What to do: Quote every line below exactly as it reads.

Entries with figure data
○ ○ ○ ○ ○ ○ ○

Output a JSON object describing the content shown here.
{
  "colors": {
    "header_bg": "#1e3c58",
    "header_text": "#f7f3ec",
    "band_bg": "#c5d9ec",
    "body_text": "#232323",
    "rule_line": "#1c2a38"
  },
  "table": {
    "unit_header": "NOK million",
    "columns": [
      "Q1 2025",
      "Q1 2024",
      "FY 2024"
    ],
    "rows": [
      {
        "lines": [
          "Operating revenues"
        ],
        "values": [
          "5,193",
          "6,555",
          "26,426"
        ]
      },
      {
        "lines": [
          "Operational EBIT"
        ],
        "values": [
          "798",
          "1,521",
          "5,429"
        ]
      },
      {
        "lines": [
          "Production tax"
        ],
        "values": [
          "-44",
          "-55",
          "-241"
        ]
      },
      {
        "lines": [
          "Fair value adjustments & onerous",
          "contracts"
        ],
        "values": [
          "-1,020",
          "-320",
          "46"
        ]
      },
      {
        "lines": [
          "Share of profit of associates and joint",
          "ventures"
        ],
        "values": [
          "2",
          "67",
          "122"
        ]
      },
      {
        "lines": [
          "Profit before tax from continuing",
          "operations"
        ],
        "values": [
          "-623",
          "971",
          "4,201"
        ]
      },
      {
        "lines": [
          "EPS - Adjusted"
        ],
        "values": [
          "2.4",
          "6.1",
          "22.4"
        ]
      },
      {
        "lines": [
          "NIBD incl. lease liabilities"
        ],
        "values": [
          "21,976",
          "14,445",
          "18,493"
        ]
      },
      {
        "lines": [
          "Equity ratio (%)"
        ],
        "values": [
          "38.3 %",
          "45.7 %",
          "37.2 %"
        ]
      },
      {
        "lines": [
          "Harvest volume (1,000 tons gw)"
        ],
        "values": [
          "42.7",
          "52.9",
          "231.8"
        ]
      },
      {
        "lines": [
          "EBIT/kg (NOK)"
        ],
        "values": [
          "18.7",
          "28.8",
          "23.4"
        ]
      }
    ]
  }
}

○ ○ ○ ○ ○ ○ ○

Response for this exercise:
Output a JSON object describing the content shown here.
{
  "colors": {
    "header_bg": "#1e3c58",
    "header_text": "#f7f3ec",
    "band_bg": "#c5d9ec",
    "body_text": "#232323",
    "rule_line": "#1c2a38"
  },
  "table": {
    "unit_header": "NOK million",
    "columns": [
      "Q1 2025",
      "Q1 2024",
      "FY 2024"
    ],
    "rows": [
      {
        "lines": [
          "Operating revenues"
        ],
        "values": [
          "5,193",
          "6,555",
          "26,426"
        ]
      },
      {
        "lines": [
          "Operational EBIT"
        ],
        "values": [
          "798",
          "1,521",
          "5,429"
        ]
      },
      {
        "lines": [
          "Production tax"
        ],
        "values": [
          "-44",
          "-55",
          "-241"
        ]
      },
      {
        "lines": [
          "Fair value adjustments & onerous",
          "contracts"
        ],
        "values": [
          "-1,020",
          "-320",
          "46"
        ]
      },
      {
        "lines": [
          "Share of profit of associates and joint",
          "ventures"
        ],
        "values": [
          "2",
          "67",
          "122"
        ]
      },
      {
        "lines": [
          "Profit before tax from continuing",
          "operations"
        ],
        "values": [
          "-623",
          "971",
          "4,201"
        ]
      },
      {
        "lines": [
          "EPS - Adjusted"
        ],
        "values": [
          "2.4",
          "6.1",
          "22.4"
        ]
      },
      {
        "lines": [
          "NIBD incl. lease liabilities"
        ],
        "values": [
          "21,976",
          "14,445",
          "18,493"
        ]
      },
      {
        "lines": [
          "Equity ratio (%)"
        ],
        "values": [
          "38.3 %",
          "45.7 %",
          "37.2 %"
        ]
      },
      {
        "lines": [
          "Harvest volume (1,000 tons gw)"
        ],
        "values": [
          "42.7",
          "52.9",
          "231.8"
        ]
      },
      {
        "lines": [
          "EBIT/kg (NOK)"
        ],
        "values": [
          "18.7",
          "28.8",
          "23.4"
        ]
      }
    ]
  }
}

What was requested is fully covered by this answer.